Data records:
## Begin
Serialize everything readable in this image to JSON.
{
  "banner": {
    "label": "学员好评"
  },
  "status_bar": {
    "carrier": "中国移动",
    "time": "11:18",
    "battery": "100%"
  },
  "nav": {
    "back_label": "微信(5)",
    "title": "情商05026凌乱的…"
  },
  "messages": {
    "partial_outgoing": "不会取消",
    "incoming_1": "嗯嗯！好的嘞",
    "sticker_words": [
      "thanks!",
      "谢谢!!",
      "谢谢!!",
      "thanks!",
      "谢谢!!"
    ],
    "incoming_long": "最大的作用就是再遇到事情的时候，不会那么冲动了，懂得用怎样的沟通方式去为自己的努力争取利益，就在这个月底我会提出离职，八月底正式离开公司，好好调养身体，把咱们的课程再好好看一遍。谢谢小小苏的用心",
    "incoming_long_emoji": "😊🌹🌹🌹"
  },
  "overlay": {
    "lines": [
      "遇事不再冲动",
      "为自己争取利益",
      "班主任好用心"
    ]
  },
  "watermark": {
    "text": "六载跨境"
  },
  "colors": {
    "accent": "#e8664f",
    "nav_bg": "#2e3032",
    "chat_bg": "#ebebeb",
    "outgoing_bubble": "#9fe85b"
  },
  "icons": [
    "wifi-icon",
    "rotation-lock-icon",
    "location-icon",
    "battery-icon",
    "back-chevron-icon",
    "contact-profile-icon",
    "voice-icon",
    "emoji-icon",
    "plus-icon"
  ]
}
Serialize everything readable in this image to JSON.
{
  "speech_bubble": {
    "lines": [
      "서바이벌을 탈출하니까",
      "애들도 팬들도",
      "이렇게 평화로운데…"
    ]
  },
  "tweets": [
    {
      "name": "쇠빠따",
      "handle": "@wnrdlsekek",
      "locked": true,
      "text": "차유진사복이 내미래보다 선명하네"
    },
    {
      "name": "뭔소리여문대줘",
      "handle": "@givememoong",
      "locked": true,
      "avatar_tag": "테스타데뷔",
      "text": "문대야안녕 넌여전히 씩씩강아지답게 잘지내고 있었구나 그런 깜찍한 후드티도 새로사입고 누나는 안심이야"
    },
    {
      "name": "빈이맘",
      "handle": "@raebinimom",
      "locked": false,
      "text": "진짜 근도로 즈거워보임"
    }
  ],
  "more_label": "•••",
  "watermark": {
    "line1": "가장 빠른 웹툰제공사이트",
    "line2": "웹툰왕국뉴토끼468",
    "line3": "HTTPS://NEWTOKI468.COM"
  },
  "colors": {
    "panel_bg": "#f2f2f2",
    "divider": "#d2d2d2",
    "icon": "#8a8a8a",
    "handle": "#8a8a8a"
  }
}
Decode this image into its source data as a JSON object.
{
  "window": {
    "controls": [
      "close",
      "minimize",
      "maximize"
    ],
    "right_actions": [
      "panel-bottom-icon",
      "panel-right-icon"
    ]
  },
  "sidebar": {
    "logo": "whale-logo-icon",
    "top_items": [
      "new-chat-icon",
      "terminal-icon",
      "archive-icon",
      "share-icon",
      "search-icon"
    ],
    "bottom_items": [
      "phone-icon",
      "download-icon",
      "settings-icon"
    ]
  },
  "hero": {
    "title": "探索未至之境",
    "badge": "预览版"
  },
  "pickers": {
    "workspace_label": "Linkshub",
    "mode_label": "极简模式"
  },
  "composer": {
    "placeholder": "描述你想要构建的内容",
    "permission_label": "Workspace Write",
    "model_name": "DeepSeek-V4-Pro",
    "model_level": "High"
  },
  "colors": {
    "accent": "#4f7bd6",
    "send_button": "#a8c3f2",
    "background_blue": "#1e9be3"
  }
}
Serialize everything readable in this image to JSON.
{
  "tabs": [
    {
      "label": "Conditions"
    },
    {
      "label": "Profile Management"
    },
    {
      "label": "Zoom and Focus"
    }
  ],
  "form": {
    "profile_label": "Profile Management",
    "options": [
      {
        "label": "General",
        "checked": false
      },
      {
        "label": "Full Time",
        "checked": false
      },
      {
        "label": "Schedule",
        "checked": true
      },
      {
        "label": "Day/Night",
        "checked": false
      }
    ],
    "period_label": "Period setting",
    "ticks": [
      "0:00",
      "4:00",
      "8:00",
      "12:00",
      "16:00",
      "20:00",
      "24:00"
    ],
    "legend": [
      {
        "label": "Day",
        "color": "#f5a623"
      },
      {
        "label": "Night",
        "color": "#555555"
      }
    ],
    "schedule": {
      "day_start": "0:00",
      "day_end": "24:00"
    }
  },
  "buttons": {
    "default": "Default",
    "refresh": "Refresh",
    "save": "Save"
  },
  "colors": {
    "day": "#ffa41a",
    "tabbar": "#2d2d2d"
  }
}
## End
§ **Exercise objective**
Write the entire listing out again, word for word.

§ **Result of this task**
Serialize everything readable in this image to JSON.
{
  "banner": {
    "label": "学员好评"
  },
  "status_bar": {
    "carrier": "中国移动",
    "time": "11:18",
    "battery": "100%"
  },
  "nav": {
    "back_label": "微信(5)",
    "title": "情商05026凌乱的…"
  },
  "messages": {
    "partial_outgoing": "不会取消",
    "incoming_1": "嗯嗯！好的嘞",
    "sticker_words": [
      "thanks!",
      "谢谢!!",
      "谢谢!!",
      "thanks!",
      "谢谢!!"
    ],
    "incoming_long": "最大的作用就是再遇到事情的时候，不会那么冲动了，懂得用怎样的沟通方式去为自己的努力争取利益，就在这个月底我会提出离职，八月底正式离开公司，好好调养身体，把咱们的课程再好好看一遍。谢谢小小苏的用心",
    "incoming_long_emoji": "😊🌹🌹🌹"
  },
  "overlay": {
    "lines": [
      "遇事不再冲动",
      "为自己争取利益",
      "班主任好用心"
    ]
  },
  "watermark": {
    "text": "六载跨境"
  },
  "colors": {
    "accent": "#e8664f",
    "nav_bg": "#2e3032",
    "chat_bg": "#ebebeb",
    "outgoing_bubble": "#9fe85b"
  },
  "icons": [
    "wifi-icon",
    "rotation-lock-icon",
    "location-icon",
    "battery-icon",
    "back-chevron-icon",
    "contact-profile-icon",
    "voice-icon",
    "emoji-icon",
    "plus-icon"
  ]
}
Serialize everything readable in this image to JSON.
{
  "speech_bubble": {
    "lines": [
      "서바이벌을 탈출하니까",
      "애들도 팬들도",
      "이렇게 평화로운데…"
    ]
  },
  "tweets": [
    {
      "name": "쇠빠따",
      "handle": "@wnrdlsekek",
      "locked": true,
      "text": "차유진사복이 내미래보다 선명하네"
    },
    {
      "name": "뭔소리여문대줘",
      "handle": "@givememoong",
      "locked": true,
      "avatar_tag": "테스타데뷔",
      "text": "문대야안녕 넌여전히 씩씩강아지답게 잘지내고 있었구나 그런 깜찍한 후드티도 새로사입고 누나는 안심이야"
    },
    {
      "name": "빈이맘",
      "handle": "@raebinimom",
      "locked": false,
      "text": "진짜 근도로 즈거워보임"
    }
  ],
  "more_label": "•••",
  "watermark": {
    "line1": "가장 빠른 웹툰제공사이트",
    "line2": "웹툰왕국뉴토끼468",
    "line3": "HTTPS://NEWTOKI468.COM"
  },
  "colors": {
    "panel_bg": "#f2f2f2",
    "divider": "#d2d2d2",
    "icon": "#8a8a8a",
    "handle": "#8a8a8a"
  }
}
Decode this image into its source data as a JSON object.
{
  "window": {
    "controls": [
      "close",
      "minimize",
      "maximize"
    ],
    "right_actions": [
      "panel-bottom-icon",
      "panel-right-icon"
    ]
  },
  "sidebar": {
    "logo": "whale-logo-icon",
    "top_items": [
      "new-chat-icon",
      "terminal-icon",
      "archive-icon",
      "share-icon",
      "search-icon"
    ],
    "bottom_items": [
      "phone-icon",
      "download-icon",
      "settings-icon"
    ]
  },
  "hero": {
    "title": "探索未至之境",
    "badge": "预览版"
  },
  "pickers": {
    "workspace_label": "Linkshub",
    "mode_label": "极简模式"
  },
  "composer": {
    "placeholder": "描述你想要构建的内容",
    "permission_label": "Workspace Write",
    "model_name": "DeepSeek-V4-Pro",
    "model_level": "High"
  },
  "colors": {
    "accent": "#4f7bd6",
    "send_button": "#a8c3f2",
    "background_blue": "#1e9be3"
  }
}
Serialize everything readable in this image to JSON.
{
  "tabs": [
    {
      "label": "Conditions"
    },
    {
      "label": "Profile Management"
    },
    {
      "label": "Zoom and Focus"
    }
  ],
  "form": {
    "profile_label": "Profile Management",
    "options": [
      {
        "label": "General",
        "checked": false
      },
      {
        "label": "Full Time",
        "checked": false
      },
      {
        "label": "Schedule",
        "checked": true
      },
      {
        "label": "Day/Night",
        "checked": false
      }
    ],
    "period_label": "Period setting",
    "ticks": [
      "0:00",
      "4:00",
      "8:00",
      "12:00",
      "16:00",
      "20:00",
      "24:00"
    ],
    "legend": [
      {
        "label": "Day",
        "color": "#f5a623"
      },
      {
        "label": "Night",
        "color": "#555555"
      }
    ],
    "schedule": {
      "day_start": "0:00",
      "day_end": "24:00"
    }
  },
  "buttons": {
    "default": "Default",
    "refresh": "Refresh",
    "save": "Save"
  },
  "colors": {
    "day": "#ffa41a",
    "tabbar": "#2d2d2d"
  }
}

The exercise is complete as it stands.